--- Records shown ---
+---+
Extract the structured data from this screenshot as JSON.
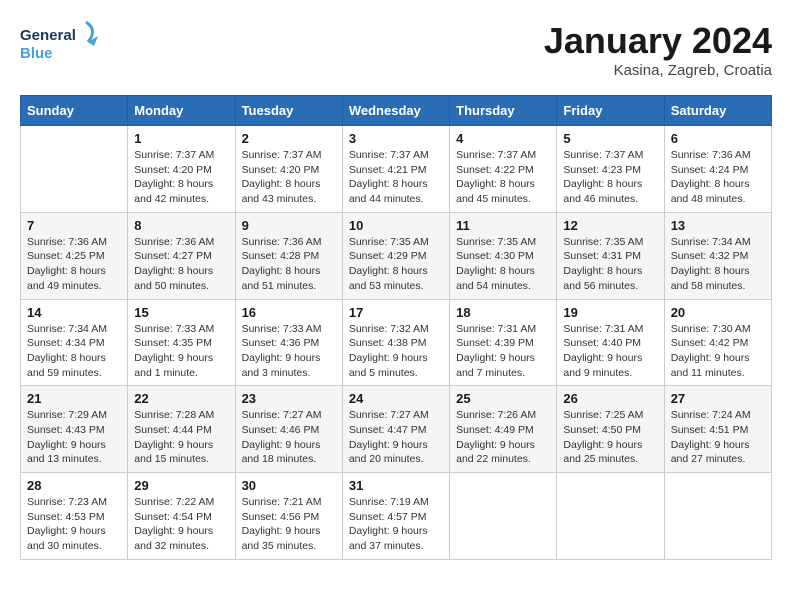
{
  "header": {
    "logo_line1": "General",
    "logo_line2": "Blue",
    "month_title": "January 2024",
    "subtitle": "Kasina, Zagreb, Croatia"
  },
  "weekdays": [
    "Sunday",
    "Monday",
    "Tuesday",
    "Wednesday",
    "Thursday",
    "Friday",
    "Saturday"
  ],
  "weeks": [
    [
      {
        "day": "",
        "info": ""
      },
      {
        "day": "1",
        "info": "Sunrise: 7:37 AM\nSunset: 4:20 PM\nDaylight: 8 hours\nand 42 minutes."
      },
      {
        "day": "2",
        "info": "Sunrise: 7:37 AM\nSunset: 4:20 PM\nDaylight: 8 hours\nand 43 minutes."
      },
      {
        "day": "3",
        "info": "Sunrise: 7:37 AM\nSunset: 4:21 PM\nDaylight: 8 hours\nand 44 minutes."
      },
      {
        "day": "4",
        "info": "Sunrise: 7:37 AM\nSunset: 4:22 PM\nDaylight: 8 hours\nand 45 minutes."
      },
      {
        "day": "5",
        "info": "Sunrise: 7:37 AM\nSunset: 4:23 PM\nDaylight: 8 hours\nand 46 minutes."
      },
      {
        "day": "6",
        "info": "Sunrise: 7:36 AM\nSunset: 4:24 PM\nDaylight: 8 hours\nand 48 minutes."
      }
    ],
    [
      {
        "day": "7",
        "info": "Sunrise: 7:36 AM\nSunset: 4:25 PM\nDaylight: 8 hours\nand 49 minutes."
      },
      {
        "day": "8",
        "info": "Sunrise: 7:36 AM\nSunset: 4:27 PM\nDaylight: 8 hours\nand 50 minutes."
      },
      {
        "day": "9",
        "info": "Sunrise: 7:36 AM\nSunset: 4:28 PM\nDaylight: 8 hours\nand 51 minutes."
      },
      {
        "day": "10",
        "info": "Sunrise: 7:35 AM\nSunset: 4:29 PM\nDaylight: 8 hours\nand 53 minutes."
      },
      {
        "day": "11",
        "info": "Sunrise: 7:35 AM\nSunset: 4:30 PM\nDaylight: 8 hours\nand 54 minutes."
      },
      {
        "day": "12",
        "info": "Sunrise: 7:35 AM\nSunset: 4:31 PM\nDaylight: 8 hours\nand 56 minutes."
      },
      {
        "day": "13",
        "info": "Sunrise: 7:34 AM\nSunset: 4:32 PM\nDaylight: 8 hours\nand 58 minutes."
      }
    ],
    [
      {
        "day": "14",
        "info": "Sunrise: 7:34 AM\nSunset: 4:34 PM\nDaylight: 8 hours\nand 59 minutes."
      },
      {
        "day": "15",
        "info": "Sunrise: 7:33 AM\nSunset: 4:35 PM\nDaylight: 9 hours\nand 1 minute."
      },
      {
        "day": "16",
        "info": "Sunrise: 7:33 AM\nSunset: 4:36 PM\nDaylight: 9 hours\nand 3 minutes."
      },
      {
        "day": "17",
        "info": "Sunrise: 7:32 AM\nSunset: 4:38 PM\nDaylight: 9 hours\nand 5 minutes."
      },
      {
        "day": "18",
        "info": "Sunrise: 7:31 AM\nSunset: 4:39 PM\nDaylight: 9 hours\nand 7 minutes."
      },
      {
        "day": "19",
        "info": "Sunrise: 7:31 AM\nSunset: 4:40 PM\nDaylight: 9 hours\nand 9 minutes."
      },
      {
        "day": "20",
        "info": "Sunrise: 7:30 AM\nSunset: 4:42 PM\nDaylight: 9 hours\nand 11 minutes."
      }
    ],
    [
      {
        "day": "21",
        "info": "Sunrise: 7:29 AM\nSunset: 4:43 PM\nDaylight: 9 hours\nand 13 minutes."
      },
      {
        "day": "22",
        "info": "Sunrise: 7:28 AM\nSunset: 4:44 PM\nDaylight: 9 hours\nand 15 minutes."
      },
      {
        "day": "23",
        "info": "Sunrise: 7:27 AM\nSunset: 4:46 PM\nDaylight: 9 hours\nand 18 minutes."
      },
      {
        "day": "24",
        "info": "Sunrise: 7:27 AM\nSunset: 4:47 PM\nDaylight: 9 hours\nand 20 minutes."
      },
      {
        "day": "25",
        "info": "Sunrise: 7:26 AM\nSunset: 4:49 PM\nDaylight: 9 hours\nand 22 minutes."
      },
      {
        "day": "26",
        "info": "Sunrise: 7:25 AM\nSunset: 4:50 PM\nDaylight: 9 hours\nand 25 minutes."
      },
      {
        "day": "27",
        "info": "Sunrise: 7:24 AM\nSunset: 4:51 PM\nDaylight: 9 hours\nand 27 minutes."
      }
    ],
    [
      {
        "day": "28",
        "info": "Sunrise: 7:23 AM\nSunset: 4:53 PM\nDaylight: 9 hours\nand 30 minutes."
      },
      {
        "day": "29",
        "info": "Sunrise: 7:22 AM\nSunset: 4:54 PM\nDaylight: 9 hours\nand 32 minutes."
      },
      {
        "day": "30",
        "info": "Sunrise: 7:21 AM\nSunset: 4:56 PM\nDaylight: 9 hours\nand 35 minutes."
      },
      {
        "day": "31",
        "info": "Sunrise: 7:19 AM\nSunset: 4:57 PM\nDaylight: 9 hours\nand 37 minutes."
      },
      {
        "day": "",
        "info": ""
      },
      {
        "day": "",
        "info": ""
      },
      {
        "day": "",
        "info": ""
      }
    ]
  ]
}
+---+
--- Task instructions ---
Omit every picture, then repeat the remaining data exactly as it appears above.

--- Task solution ---
Extract the structured data from this screenshot as JSON.
{
  "header": {
    "logo_line1": "General",
    "logo_line2": "Blue",
    "month_title": "January 2024",
    "subtitle": "Kasina, Zagreb, Croatia"
  },
  "weekdays": [
    "Sunday",
    "Monday",
    "Tuesday",
    "Wednesday",
    "Thursday",
    "Friday",
    "Saturday"
  ],
  "weeks": [
    [
      {
        "day": "",
        "info": ""
      },
      {
        "day": "1",
        "info": "Sunrise: 7:37 AM\nSunset: 4:20 PM\nDaylight: 8 hours\nand 42 minutes."
      },
      {
        "day": "2",
        "info": "Sunrise: 7:37 AM\nSunset: 4:20 PM\nDaylight: 8 hours\nand 43 minutes."
      },
      {
        "day": "3",
        "info": "Sunrise: 7:37 AM\nSunset: 4:21 PM\nDaylight: 8 hours\nand 44 minutes."
      },
      {
        "day": "4",
        "info": "Sunrise: 7:37 AM\nSunset: 4:22 PM\nDaylight: 8 hours\nand 45 minutes."
      },
      {
        "day": "5",
        "info": "Sunrise: 7:37 AM\nSunset: 4:23 PM\nDaylight: 8 hours\nand 46 minutes."
      },
      {
        "day": "6",
        "info": "Sunrise: 7:36 AM\nSunset: 4:24 PM\nDaylight: 8 hours\nand 48 minutes."
      }
    ],
    [
      {
        "day": "7",
        "info": "Sunrise: 7:36 AM\nSunset: 4:25 PM\nDaylight: 8 hours\nand 49 minutes."
      },
      {
        "day": "8",
        "info": "Sunrise: 7:36 AM\nSunset: 4:27 PM\nDaylight: 8 hours\nand 50 minutes."
      },
      {
        "day": "9",
        "info": "Sunrise: 7:36 AM\nSunset: 4:28 PM\nDaylight: 8 hours\nand 51 minutes."
      },
      {
        "day": "10",
        "info": "Sunrise: 7:35 AM\nSunset: 4:29 PM\nDaylight: 8 hours\nand 53 minutes."
      },
      {
        "day": "11",
        "info": "Sunrise: 7:35 AM\nSunset: 4:30 PM\nDaylight: 8 hours\nand 54 minutes."
      },
      {
        "day": "12",
        "info": "Sunrise: 7:35 AM\nSunset: 4:31 PM\nDaylight: 8 hours\nand 56 minutes."
      },
      {
        "day": "13",
        "info": "Sunrise: 7:34 AM\nSunset: 4:32 PM\nDaylight: 8 hours\nand 58 minutes."
      }
    ],
    [
      {
        "day": "14",
        "info": "Sunrise: 7:34 AM\nSunset: 4:34 PM\nDaylight: 8 hours\nand 59 minutes."
      },
      {
        "day": "15",
        "info": "Sunrise: 7:33 AM\nSunset: 4:35 PM\nDaylight: 9 hours\nand 1 minute."
      },
      {
        "day": "16",
        "info": "Sunrise: 7:33 AM\nSunset: 4:36 PM\nDaylight: 9 hours\nand 3 minutes."
      },
      {
        "day": "17",
        "info": "Sunrise: 7:32 AM\nSunset: 4:38 PM\nDaylight: 9 hours\nand 5 minutes."
      },
      {
        "day": "18",
        "info": "Sunrise: 7:31 AM\nSunset: 4:39 PM\nDaylight: 9 hours\nand 7 minutes."
      },
      {
        "day": "19",
        "info": "Sunrise: 7:31 AM\nSunset: 4:40 PM\nDaylight: 9 hours\nand 9 minutes."
      },
      {
        "day": "20",
        "info": "Sunrise: 7:30 AM\nSunset: 4:42 PM\nDaylight: 9 hours\nand 11 minutes."
      }
    ],
    [
      {
        "day": "21",
        "info": "Sunrise: 7:29 AM\nSunset: 4:43 PM\nDaylight: 9 hours\nand 13 minutes."
      },
      {
        "day": "22",
        "info": "Sunrise: 7:28 AM\nSunset: 4:44 PM\nDaylight: 9 hours\nand 15 minutes."
      },
      {
        "day": "23",
        "info": "Sunrise: 7:27 AM\nSunset: 4:46 PM\nDaylight: 9 hours\nand 18 minutes."
      },
      {
        "day": "24",
        "info": "Sunrise: 7:27 AM\nSunset: 4:47 PM\nDaylight: 9 hours\nand 20 minutes."
      },
      {
        "day": "25",
        "info": "Sunrise: 7:26 AM\nSunset: 4:49 PM\nDaylight: 9 hours\nand 22 minutes."
      },
      {
        "day": "26",
        "info": "Sunrise: 7:25 AM\nSunset: 4:50 PM\nDaylight: 9 hours\nand 25 minutes."
      },
      {
        "day": "27",
        "info": "Sunrise: 7:24 AM\nSunset: 4:51 PM\nDaylight: 9 hours\nand 27 minutes."
      }
    ],
    [
      {
        "day": "28",
        "info": "Sunrise: 7:23 AM\nSunset: 4:53 PM\nDaylight: 9 hours\nand 30 minutes."
      },
      {
        "day": "29",
        "info": "Sunrise: 7:22 AM\nSunset: 4:54 PM\nDaylight: 9 hours\nand 32 minutes."
      },
      {
        "day": "30",
        "info": "Sunrise: 7:21 AM\nSunset: 4:56 PM\nDaylight: 9 hours\nand 35 minutes."
      },
      {
        "day": "31",
        "info": "Sunrise: 7:19 AM\nSunset: 4:57 PM\nDaylight: 9 hours\nand 37 minutes."
      },
      {
        "day": "",
        "info": ""
      },
      {
        "day": "",
        "info": ""
      },
      {
        "day": "",
        "info": ""
      }
    ]
  ]
}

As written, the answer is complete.